* [Exercise requirements]: "this" appears in how many lines of the entries? State only the number.

* [Data shown]:
=======
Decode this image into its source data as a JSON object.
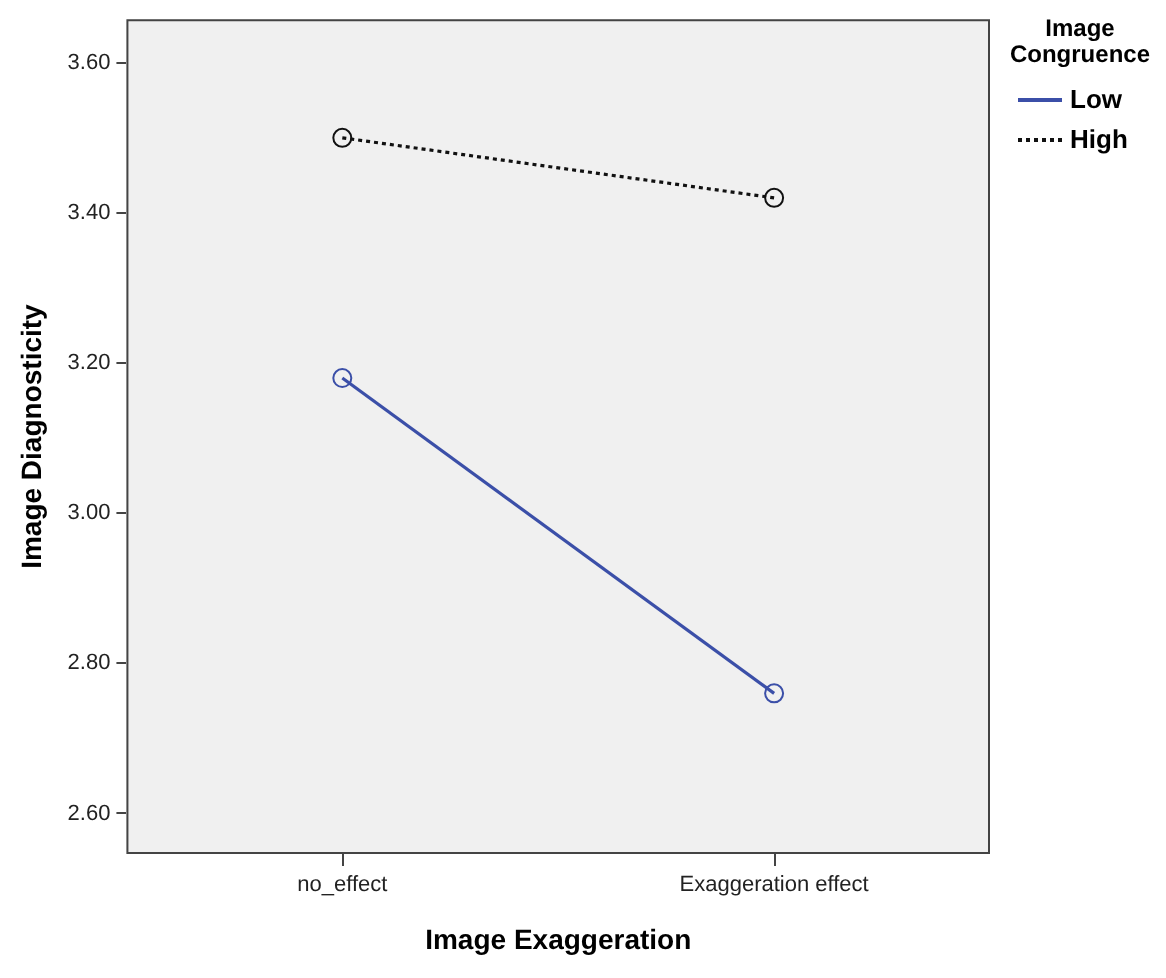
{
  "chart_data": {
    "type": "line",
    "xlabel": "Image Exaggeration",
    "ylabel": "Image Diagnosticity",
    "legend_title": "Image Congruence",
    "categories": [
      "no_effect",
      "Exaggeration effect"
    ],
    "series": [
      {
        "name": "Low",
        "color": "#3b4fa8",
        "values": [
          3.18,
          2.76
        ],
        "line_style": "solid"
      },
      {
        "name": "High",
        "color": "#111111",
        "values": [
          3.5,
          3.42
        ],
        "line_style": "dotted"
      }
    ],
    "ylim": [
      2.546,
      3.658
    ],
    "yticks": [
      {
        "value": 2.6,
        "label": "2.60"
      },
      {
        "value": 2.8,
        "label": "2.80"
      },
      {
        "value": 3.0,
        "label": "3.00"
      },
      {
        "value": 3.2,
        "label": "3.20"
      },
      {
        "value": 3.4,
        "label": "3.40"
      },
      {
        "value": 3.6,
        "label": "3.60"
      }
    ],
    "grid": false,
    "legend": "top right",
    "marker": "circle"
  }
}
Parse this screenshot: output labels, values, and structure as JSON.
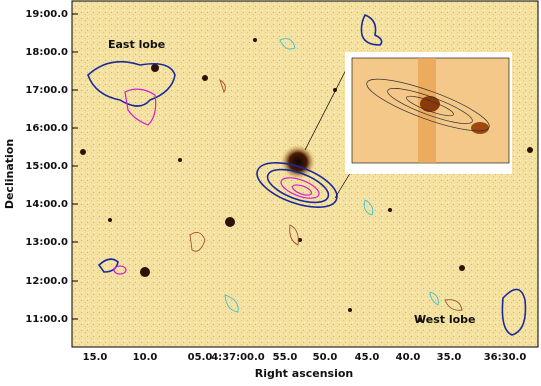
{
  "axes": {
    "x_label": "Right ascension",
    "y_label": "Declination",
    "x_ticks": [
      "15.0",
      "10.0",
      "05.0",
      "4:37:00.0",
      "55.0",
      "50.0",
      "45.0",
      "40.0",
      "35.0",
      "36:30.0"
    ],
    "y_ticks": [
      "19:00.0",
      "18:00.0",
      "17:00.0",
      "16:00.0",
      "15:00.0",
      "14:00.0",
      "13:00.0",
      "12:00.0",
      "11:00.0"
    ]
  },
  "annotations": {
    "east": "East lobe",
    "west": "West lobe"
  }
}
=======
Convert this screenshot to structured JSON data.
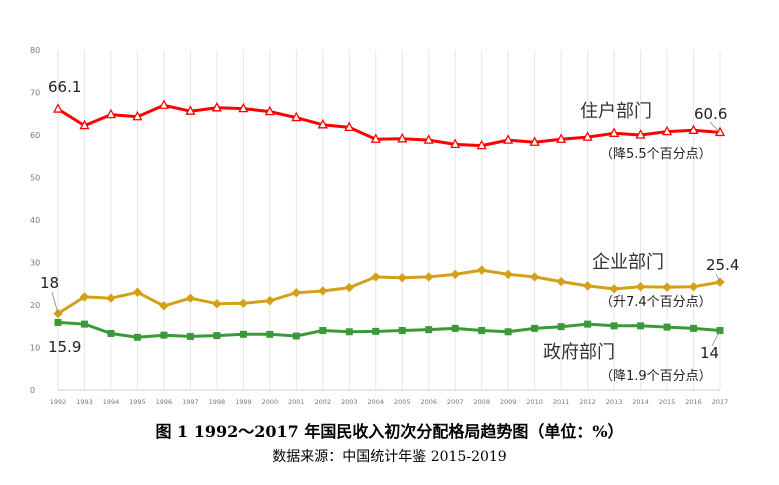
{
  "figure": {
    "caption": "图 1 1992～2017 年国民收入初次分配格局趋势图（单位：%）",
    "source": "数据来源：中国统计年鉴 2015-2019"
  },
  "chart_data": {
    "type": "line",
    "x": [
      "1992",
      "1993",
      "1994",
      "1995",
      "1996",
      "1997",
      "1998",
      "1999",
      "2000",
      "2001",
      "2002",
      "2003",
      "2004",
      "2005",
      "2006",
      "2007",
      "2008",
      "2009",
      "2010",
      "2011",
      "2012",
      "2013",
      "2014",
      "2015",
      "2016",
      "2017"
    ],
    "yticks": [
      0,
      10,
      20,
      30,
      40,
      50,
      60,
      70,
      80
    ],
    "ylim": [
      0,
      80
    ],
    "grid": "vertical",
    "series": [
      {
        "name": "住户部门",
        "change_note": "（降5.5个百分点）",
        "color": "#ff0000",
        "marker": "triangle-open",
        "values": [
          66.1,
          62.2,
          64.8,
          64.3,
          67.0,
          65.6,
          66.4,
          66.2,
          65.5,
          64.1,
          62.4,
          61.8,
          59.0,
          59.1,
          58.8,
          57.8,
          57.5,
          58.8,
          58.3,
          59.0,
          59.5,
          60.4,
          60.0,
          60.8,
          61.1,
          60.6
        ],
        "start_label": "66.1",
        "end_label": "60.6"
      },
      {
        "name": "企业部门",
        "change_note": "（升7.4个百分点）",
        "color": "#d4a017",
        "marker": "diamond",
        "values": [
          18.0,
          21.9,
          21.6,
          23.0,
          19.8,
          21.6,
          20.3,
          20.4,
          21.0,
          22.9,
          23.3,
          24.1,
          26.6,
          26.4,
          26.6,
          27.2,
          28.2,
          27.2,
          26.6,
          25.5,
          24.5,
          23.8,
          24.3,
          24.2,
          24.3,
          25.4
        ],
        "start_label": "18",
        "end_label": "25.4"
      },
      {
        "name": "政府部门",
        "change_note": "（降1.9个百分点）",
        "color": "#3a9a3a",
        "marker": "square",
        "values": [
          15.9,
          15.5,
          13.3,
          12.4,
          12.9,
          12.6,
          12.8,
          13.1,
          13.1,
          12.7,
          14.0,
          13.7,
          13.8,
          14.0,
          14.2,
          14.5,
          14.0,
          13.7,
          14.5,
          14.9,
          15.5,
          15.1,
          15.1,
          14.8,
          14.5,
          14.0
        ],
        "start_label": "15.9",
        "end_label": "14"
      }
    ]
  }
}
=======
* [The answer]: 3